# YOUR INSTRUCTIONS
Please copy the material below word for word, omitting the pictures.

# Dataset rows
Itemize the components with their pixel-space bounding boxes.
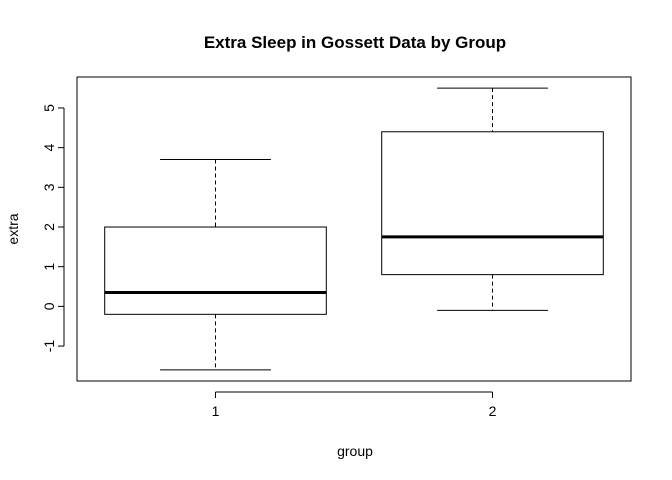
- y-tick-label: 1: [41, 263, 57, 271]
- x-tick-label: 2: [489, 403, 497, 419]
- y-tick-label: 4: [41, 144, 57, 152]
- y-tick-label: 2: [41, 223, 57, 231]
- y-tick-label: 3: [41, 183, 57, 191]
- box-group: [104, 87, 604, 371]
- plot-frame: [76, 76, 632, 382]
- y-axis: -1 0 1 2 3 4 5: [41, 104, 65, 353]
- chart-title: Extra Sleep in Gossett Data by Group: [204, 33, 506, 52]
- y-tick-label: 5: [41, 104, 57, 112]
- box-1: [104, 159, 327, 371]
- x-axis-label: group: [337, 443, 373, 459]
- y-tick-label: -1: [41, 340, 57, 353]
- iqr-box: [381, 131, 604, 276]
- box-2: [381, 87, 604, 311]
- iqr-box: [104, 226, 327, 315]
- x-tick-label: 1: [212, 403, 220, 419]
- y-tick-label: 0: [41, 302, 57, 310]
- y-axis-label: extra: [5, 213, 21, 244]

# FULL OUTPUT
Itemize the components with their pixel-space bounding boxes.
- y-tick-label: 1: [41, 263, 57, 271]
- x-tick-label: 2: [489, 403, 497, 419]
- y-tick-label: 4: [41, 144, 57, 152]
- y-tick-label: 2: [41, 223, 57, 231]
- y-tick-label: 3: [41, 183, 57, 191]
- box-group: [104, 87, 604, 371]
- plot-frame: [76, 76, 632, 382]
- y-axis: -1 0 1 2 3 4 5: [41, 104, 65, 353]
- chart-title: Extra Sleep in Gossett Data by Group: [204, 33, 506, 52]
- y-tick-label: 5: [41, 104, 57, 112]
- box-1: [104, 159, 327, 371]
- x-axis-label: group: [337, 443, 373, 459]
- y-tick-label: -1: [41, 340, 57, 353]
- iqr-box: [381, 131, 604, 276]
- box-2: [381, 87, 604, 311]
- iqr-box: [104, 226, 327, 315]
- x-tick-label: 1: [212, 403, 220, 419]
- y-tick-label: 0: [41, 302, 57, 310]
- y-axis-label: extra: [5, 213, 21, 244]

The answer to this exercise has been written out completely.